Entries taken from a collection:
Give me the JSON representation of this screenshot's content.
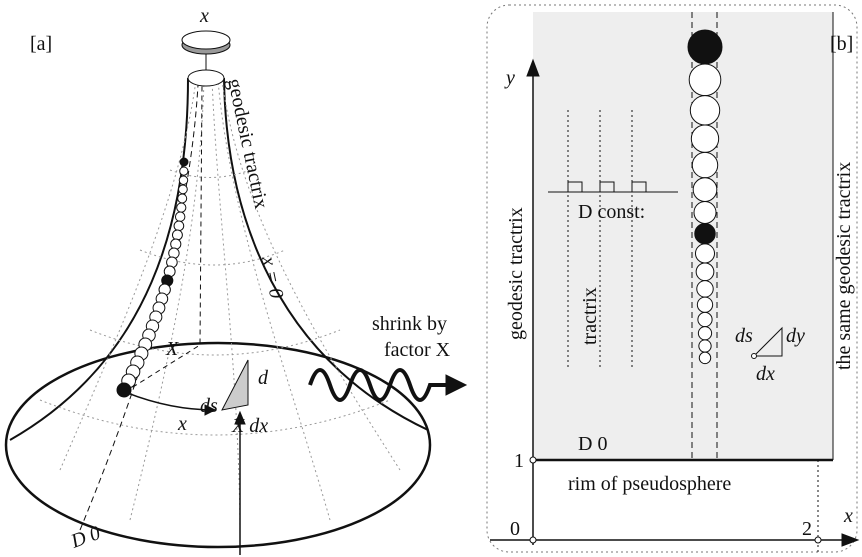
{
  "panel_a": {
    "label": "[a]",
    "top_axis": "x",
    "geodesic": "geodesic tractrix",
    "geodesic_eq": "x = 0",
    "shrink_line1": "shrink by",
    "shrink_line2": "factor X",
    "small_x": "X",
    "ds": "ds",
    "d": "d",
    "xdx": "X dx",
    "x": "x",
    "delta0": "D 0"
  },
  "panel_b": {
    "label": "[b]",
    "y": "y",
    "geodesic": "geodesic tractrix",
    "const": "D const:",
    "tractrix": "tractrix",
    "ds": "ds",
    "dy": "dy",
    "dx": "dx",
    "same": "the same geodesic tractrix",
    "delta0": "D 0",
    "one": "1",
    "rim": "rim of pseudosphere",
    "zero": "0",
    "two": "2",
    "x": "x"
  }
}
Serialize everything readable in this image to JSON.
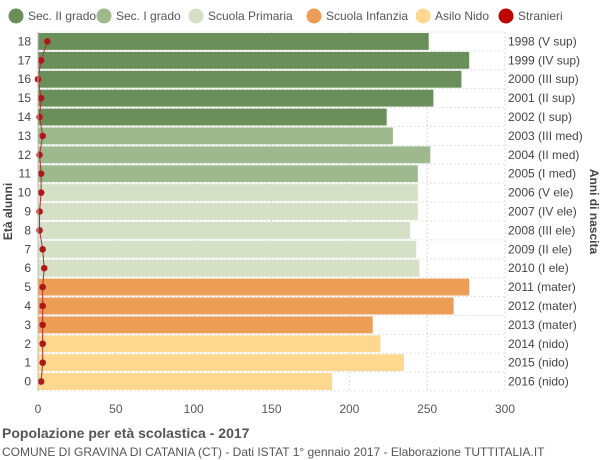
{
  "chart_data": {
    "type": "bar",
    "orientation": "horizontal",
    "title": "Popolazione per età scolastica - 2017",
    "subtitle": "COMUNE DI GRAVINA DI CATANIA (CT) - Dati ISTAT 1° gennaio 2017 - Elaborazione TUTTITALIA.IT",
    "ylabel_left": "Età alunni",
    "ylabel_right": "Anni di nascita",
    "xlim": [
      0,
      300
    ],
    "xticks": [
      0,
      50,
      100,
      150,
      200,
      250,
      300
    ],
    "grid": true,
    "legend_position": "top",
    "legend": [
      {
        "name": "Sec. II grado",
        "color": "#6b8f5a"
      },
      {
        "name": "Sec. I grado",
        "color": "#9db98d"
      },
      {
        "name": "Scuola Primaria",
        "color": "#d5e0c6"
      },
      {
        "name": "Scuola Infanzia",
        "color": "#ec9e56"
      },
      {
        "name": "Asilo Nido",
        "color": "#fdd88e"
      },
      {
        "name": "Stranieri",
        "color": "#c00000"
      }
    ],
    "rows": [
      {
        "age": "18",
        "year": "1998 (V sup)",
        "value": 251,
        "foreign": 6,
        "group": 0
      },
      {
        "age": "17",
        "year": "1999 (IV sup)",
        "value": 277,
        "foreign": 2,
        "group": 0
      },
      {
        "age": "16",
        "year": "2000 (III sup)",
        "value": 272,
        "foreign": 0,
        "group": 0
      },
      {
        "age": "15",
        "year": "2001 (II sup)",
        "value": 254,
        "foreign": 2,
        "group": 0
      },
      {
        "age": "14",
        "year": "2002 (I sup)",
        "value": 224,
        "foreign": 1,
        "group": 0
      },
      {
        "age": "13",
        "year": "2003 (III med)",
        "value": 228,
        "foreign": 3,
        "group": 1
      },
      {
        "age": "12",
        "year": "2004 (II med)",
        "value": 252,
        "foreign": 1,
        "group": 1
      },
      {
        "age": "11",
        "year": "2005 (I med)",
        "value": 244,
        "foreign": 2,
        "group": 1
      },
      {
        "age": "10",
        "year": "2006 (V ele)",
        "value": 244,
        "foreign": 2,
        "group": 2
      },
      {
        "age": "9",
        "year": "2007 (IV ele)",
        "value": 244,
        "foreign": 1,
        "group": 2
      },
      {
        "age": "8",
        "year": "2008 (III ele)",
        "value": 239,
        "foreign": 1,
        "group": 2
      },
      {
        "age": "7",
        "year": "2009 (II ele)",
        "value": 243,
        "foreign": 3,
        "group": 2
      },
      {
        "age": "6",
        "year": "2010 (I ele)",
        "value": 245,
        "foreign": 4,
        "group": 2
      },
      {
        "age": "5",
        "year": "2011 (mater)",
        "value": 277,
        "foreign": 3,
        "group": 3
      },
      {
        "age": "4",
        "year": "2012 (mater)",
        "value": 267,
        "foreign": 3,
        "group": 3
      },
      {
        "age": "3",
        "year": "2013 (mater)",
        "value": 215,
        "foreign": 3,
        "group": 3
      },
      {
        "age": "2",
        "year": "2014 (nido)",
        "value": 220,
        "foreign": 3,
        "group": 4
      },
      {
        "age": "1",
        "year": "2015 (nido)",
        "value": 235,
        "foreign": 3,
        "group": 4
      },
      {
        "age": "0",
        "year": "2016 (nido)",
        "value": 189,
        "foreign": 2,
        "group": 4
      }
    ]
  }
}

§ **Written problem**: Copy out all the records exactly, excluding pictures.

§ **Exercise response**:
Give me the JSON representation of this screenshot's content.
{
  "panel_a": {
    "label": "[a]",
    "top_axis": "x",
    "geodesic": "geodesic tractrix",
    "geodesic_eq": "x = 0",
    "shrink_line1": "shrink by",
    "shrink_line2": "factor X",
    "small_x": "X",
    "ds": "ds",
    "d": "d",
    "xdx": "X dx",
    "x": "x",
    "delta0": "D 0"
  },
  "panel_b": {
    "label": "[b]",
    "y": "y",
    "geodesic": "geodesic tractrix",
    "const": "D const:",
    "tractrix": "tractrix",
    "ds": "ds",
    "dy": "dy",
    "dx": "dx",
    "same": "the same geodesic tractrix",
    "delta0": "D 0",
    "one": "1",
    "rim": "rim of pseudosphere",
    "zero": "0",
    "two": "2",
    "x": "x"
  }
}
Serialize everything readable in this image to JSON.
{
  "chart_data": {
    "type": "bar",
    "orientation": "horizontal",
    "title": "Popolazione per età scolastica - 2017",
    "subtitle": "COMUNE DI GRAVINA DI CATANIA (CT) - Dati ISTAT 1° gennaio 2017 - Elaborazione TUTTITALIA.IT",
    "ylabel_left": "Età alunni",
    "ylabel_right": "Anni di nascita",
    "xlim": [
      0,
      300
    ],
    "xticks": [
      0,
      50,
      100,
      150,
      200,
      250,
      300
    ],
    "grid": true,
    "legend_position": "top",
    "legend": [
      {
        "name": "Sec. II grado",
        "color": "#6b8f5a"
      },
      {
        "name": "Sec. I grado",
        "color": "#9db98d"
      },
      {
        "name": "Scuola Primaria",
        "color": "#d5e0c6"
      },
      {
        "name": "Scuola Infanzia",
        "color": "#ec9e56"
      },
      {
        "name": "Asilo Nido",
        "color": "#fdd88e"
      },
      {
        "name": "Stranieri",
        "color": "#c00000"
      }
    ],
    "rows": [
      {
        "age": "18",
        "year": "1998 (V sup)",
        "value": 251,
        "foreign": 6,
        "group": 0
      },
      {
        "age": "17",
        "year": "1999 (IV sup)",
        "value": 277,
        "foreign": 2,
        "group": 0
      },
      {
        "age": "16",
        "year": "2000 (III sup)",
        "value": 272,
        "foreign": 0,
        "group": 0
      },
      {
        "age": "15",
        "year": "2001 (II sup)",
        "value": 254,
        "foreign": 2,
        "group": 0
      },
      {
        "age": "14",
        "year": "2002 (I sup)",
        "value": 224,
        "foreign": 1,
        "group": 0
      },
      {
        "age": "13",
        "year": "2003 (III med)",
        "value": 228,
        "foreign": 3,
        "group": 1
      },
      {
        "age": "12",
        "year": "2004 (II med)",
        "value": 252,
        "foreign": 1,
        "group": 1
      },
      {
        "age": "11",
        "year": "2005 (I med)",
        "value": 244,
        "foreign": 2,
        "group": 1
      },
      {
        "age": "10",
        "year": "2006 (V ele)",
        "value": 244,
        "foreign": 2,
        "group": 2
      },
      {
        "age": "9",
        "year": "2007 (IV ele)",
        "value": 244,
        "foreign": 1,
        "group": 2
      },
      {
        "age": "8",
        "year": "2008 (III ele)",
        "value": 239,
        "foreign": 1,
        "group": 2
      },
      {
        "age": "7",
        "year": "2009 (II ele)",
        "value": 243,
        "foreign": 3,
        "group": 2
      },
      {
        "age": "6",
        "year": "2010 (I ele)",
        "value": 245,
        "foreign": 4,
        "group": 2
      },
      {
        "age": "5",
        "year": "2011 (mater)",
        "value": 277,
        "foreign": 3,
        "group": 3
      },
      {
        "age": "4",
        "year": "2012 (mater)",
        "value": 267,
        "foreign": 3,
        "group": 3
      },
      {
        "age": "3",
        "year": "2013 (mater)",
        "value": 215,
        "foreign": 3,
        "group": 3
      },
      {
        "age": "2",
        "year": "2014 (nido)",
        "value": 220,
        "foreign": 3,
        "group": 4
      },
      {
        "age": "1",
        "year": "2015 (nido)",
        "value": 235,
        "foreign": 3,
        "group": 4
      },
      {
        "age": "0",
        "year": "2016 (nido)",
        "value": 189,
        "foreign": 2,
        "group": 4
      }
    ]
  }
}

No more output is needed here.